━━━━━ Data for this exercise
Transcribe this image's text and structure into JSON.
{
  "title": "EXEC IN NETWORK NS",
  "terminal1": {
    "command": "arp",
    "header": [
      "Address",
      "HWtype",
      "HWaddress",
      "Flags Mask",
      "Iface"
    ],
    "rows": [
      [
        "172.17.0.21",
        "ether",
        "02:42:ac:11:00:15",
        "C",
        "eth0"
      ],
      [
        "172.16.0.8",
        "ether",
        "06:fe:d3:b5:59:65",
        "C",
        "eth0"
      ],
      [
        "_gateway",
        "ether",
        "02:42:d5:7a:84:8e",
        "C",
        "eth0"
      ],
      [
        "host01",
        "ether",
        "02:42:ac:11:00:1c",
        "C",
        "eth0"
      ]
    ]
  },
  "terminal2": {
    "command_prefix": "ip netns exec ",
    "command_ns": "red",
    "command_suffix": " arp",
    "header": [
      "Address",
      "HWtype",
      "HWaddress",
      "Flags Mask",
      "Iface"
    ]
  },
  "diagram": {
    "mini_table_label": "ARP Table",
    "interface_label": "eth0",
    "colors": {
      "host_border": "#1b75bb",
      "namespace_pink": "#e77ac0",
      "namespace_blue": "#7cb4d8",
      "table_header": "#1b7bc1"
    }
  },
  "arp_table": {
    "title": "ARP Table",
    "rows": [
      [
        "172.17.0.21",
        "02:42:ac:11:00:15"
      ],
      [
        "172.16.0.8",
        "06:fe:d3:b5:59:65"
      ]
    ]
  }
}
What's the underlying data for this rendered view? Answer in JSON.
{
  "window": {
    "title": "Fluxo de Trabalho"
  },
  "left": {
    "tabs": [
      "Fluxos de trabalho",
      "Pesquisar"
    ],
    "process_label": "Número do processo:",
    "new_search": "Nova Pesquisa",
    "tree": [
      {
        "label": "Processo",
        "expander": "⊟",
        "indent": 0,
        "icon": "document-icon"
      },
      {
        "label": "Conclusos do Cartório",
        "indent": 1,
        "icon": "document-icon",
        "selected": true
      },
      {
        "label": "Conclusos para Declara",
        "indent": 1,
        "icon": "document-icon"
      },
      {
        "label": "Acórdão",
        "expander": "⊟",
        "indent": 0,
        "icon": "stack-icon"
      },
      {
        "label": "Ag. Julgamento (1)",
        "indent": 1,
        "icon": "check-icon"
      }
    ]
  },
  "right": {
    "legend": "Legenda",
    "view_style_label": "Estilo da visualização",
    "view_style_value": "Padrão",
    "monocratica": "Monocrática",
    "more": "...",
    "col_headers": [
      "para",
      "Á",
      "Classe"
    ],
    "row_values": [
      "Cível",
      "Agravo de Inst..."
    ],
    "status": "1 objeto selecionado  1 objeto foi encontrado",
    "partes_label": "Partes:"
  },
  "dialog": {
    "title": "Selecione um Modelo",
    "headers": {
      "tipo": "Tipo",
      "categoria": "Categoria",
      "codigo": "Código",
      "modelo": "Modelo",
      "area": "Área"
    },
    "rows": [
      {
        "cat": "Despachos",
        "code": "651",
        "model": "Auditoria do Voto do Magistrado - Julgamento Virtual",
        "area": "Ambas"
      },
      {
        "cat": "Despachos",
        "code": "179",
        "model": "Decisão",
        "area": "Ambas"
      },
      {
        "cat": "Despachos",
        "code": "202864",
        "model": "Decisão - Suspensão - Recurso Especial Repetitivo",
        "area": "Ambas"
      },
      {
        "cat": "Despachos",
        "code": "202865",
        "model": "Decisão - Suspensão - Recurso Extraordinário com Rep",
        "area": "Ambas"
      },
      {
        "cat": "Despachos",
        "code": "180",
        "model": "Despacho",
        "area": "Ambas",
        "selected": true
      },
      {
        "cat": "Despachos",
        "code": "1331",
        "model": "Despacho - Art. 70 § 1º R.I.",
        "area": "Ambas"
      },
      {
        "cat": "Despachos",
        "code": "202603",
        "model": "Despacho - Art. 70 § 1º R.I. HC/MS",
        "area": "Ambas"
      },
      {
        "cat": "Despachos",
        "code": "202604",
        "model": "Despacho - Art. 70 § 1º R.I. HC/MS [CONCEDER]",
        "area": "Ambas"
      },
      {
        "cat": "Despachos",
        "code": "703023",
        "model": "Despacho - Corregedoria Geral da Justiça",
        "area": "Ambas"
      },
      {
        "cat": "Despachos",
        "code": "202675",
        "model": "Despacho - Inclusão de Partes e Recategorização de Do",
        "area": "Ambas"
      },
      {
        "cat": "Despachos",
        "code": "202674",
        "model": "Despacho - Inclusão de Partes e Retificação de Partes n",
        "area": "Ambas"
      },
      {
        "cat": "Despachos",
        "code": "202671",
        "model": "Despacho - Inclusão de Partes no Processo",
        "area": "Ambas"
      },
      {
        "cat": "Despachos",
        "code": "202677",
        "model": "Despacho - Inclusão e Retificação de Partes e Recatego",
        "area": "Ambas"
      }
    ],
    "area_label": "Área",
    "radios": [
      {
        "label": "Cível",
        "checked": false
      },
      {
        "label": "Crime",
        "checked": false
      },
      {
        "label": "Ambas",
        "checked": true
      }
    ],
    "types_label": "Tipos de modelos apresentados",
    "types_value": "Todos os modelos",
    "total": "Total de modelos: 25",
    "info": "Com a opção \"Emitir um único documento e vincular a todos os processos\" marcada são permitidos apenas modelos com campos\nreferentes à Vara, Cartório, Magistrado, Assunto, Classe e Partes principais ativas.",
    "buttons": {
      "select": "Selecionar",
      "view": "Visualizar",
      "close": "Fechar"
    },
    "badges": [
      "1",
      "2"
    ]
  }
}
━━━━━━━━━━
**Task:**
Go through the records and print each one exactly.

**The result:**
Transcribe this image's text and structure into JSON.
{
  "title": "EXEC IN NETWORK NS",
  "terminal1": {
    "command": "arp",
    "header": [
      "Address",
      "HWtype",
      "HWaddress",
      "Flags Mask",
      "Iface"
    ],
    "rows": [
      [
        "172.17.0.21",
        "ether",
        "02:42:ac:11:00:15",
        "C",
        "eth0"
      ],
      [
        "172.16.0.8",
        "ether",
        "06:fe:d3:b5:59:65",
        "C",
        "eth0"
      ],
      [
        "_gateway",
        "ether",
        "02:42:d5:7a:84:8e",
        "C",
        "eth0"
      ],
      [
        "host01",
        "ether",
        "02:42:ac:11:00:1c",
        "C",
        "eth0"
      ]
    ]
  },
  "terminal2": {
    "command_prefix": "ip netns exec ",
    "command_ns": "red",
    "command_suffix": " arp",
    "header": [
      "Address",
      "HWtype",
      "HWaddress",
      "Flags Mask",
      "Iface"
    ]
  },
  "diagram": {
    "mini_table_label": "ARP Table",
    "interface_label": "eth0",
    "colors": {
      "host_border": "#1b75bb",
      "namespace_pink": "#e77ac0",
      "namespace_blue": "#7cb4d8",
      "table_header": "#1b7bc1"
    }
  },
  "arp_table": {
    "title": "ARP Table",
    "rows": [
      [
        "172.17.0.21",
        "02:42:ac:11:00:15"
      ],
      [
        "172.16.0.8",
        "06:fe:d3:b5:59:65"
      ]
    ]
  }
}
What's the underlying data for this rendered view? Answer in JSON.
{
  "window": {
    "title": "Fluxo de Trabalho"
  },
  "left": {
    "tabs": [
      "Fluxos de trabalho",
      "Pesquisar"
    ],
    "process_label": "Número do processo:",
    "new_search": "Nova Pesquisa",
    "tree": [
      {
        "label": "Processo",
        "expander": "⊟",
        "indent": 0,
        "icon": "document-icon"
      },
      {
        "label": "Conclusos do Cartório",
        "indent": 1,
        "icon": "document-icon",
        "selected": true
      },
      {
        "label": "Conclusos para Declara",
        "indent": 1,
        "icon": "document-icon"
      },
      {
        "label": "Acórdão",
        "expander": "⊟",
        "indent": 0,
        "icon": "stack-icon"
      },
      {
        "label": "Ag. Julgamento (1)",
        "indent": 1,
        "icon": "check-icon"
      }
    ]
  },
  "right": {
    "legend": "Legenda",
    "view_style_label": "Estilo da visualização",
    "view_style_value": "Padrão",
    "monocratica": "Monocrática",
    "more": "...",
    "col_headers": [
      "para",
      "Á",
      "Classe"
    ],
    "row_values": [
      "Cível",
      "Agravo de Inst..."
    ],
    "status": "1 objeto selecionado  1 objeto foi encontrado",
    "partes_label": "Partes:"
  },
  "dialog": {
    "title": "Selecione um Modelo",
    "headers": {
      "tipo": "Tipo",
      "categoria": "Categoria",
      "codigo": "Código",
      "modelo": "Modelo",
      "area": "Área"
    },
    "rows": [
      {
        "cat": "Despachos",
        "code": "651",
        "model": "Auditoria do Voto do Magistrado - Julgamento Virtual",
        "area": "Ambas"
      },
      {
        "cat": "Despachos",
        "code": "179",
        "model": "Decisão",
        "area": "Ambas"
      },
      {
        "cat": "Despachos",
        "code": "202864",
        "model": "Decisão - Suspensão - Recurso Especial Repetitivo",
        "area": "Ambas"
      },
      {
        "cat": "Despachos",
        "code": "202865",
        "model": "Decisão - Suspensão - Recurso Extraordinário com Rep",
        "area": "Ambas"
      },
      {
        "cat": "Despachos",
        "code": "180",
        "model": "Despacho",
        "area": "Ambas",
        "selected": true
      },
      {
        "cat": "Despachos",
        "code": "1331",
        "model": "Despacho - Art. 70 § 1º R.I.",
        "area": "Ambas"
      },
      {
        "cat": "Despachos",
        "code": "202603",
        "model": "Despacho - Art. 70 § 1º R.I. HC/MS",
        "area": "Ambas"
      },
      {
        "cat": "Despachos",
        "code": "202604",
        "model": "Despacho - Art. 70 § 1º R.I. HC/MS [CONCEDER]",
        "area": "Ambas"
      },
      {
        "cat": "Despachos",
        "code": "703023",
        "model": "Despacho - Corregedoria Geral da Justiça",
        "area": "Ambas"
      },
      {
        "cat": "Despachos",
        "code": "202675",
        "model": "Despacho - Inclusão de Partes e Recategorização de Do",
        "area": "Ambas"
      },
      {
        "cat": "Despachos",
        "code": "202674",
        "model": "Despacho - Inclusão de Partes e Retificação de Partes n",
        "area": "Ambas"
      },
      {
        "cat": "Despachos",
        "code": "202671",
        "model": "Despacho - Inclusão de Partes no Processo",
        "area": "Ambas"
      },
      {
        "cat": "Despachos",
        "code": "202677",
        "model": "Despacho - Inclusão e Retificação de Partes e Recatego",
        "area": "Ambas"
      }
    ],
    "area_label": "Área",
    "radios": [
      {
        "label": "Cível",
        "checked": false
      },
      {
        "label": "Crime",
        "checked": false
      },
      {
        "label": "Ambas",
        "checked": true
      }
    ],
    "types_label": "Tipos de modelos apresentados",
    "types_value": "Todos os modelos",
    "total": "Total de modelos: 25",
    "info": "Com a opção \"Emitir um único documento e vincular a todos os processos\" marcada são permitidos apenas modelos com campos\nreferentes à Vara, Cartório, Magistrado, Assunto, Classe e Partes principais ativas.",
    "buttons": {
      "select": "Selecionar",
      "view": "Visualizar",
      "close": "Fechar"
    },
    "badges": [
      "1",
      "2"
    ]
  }
}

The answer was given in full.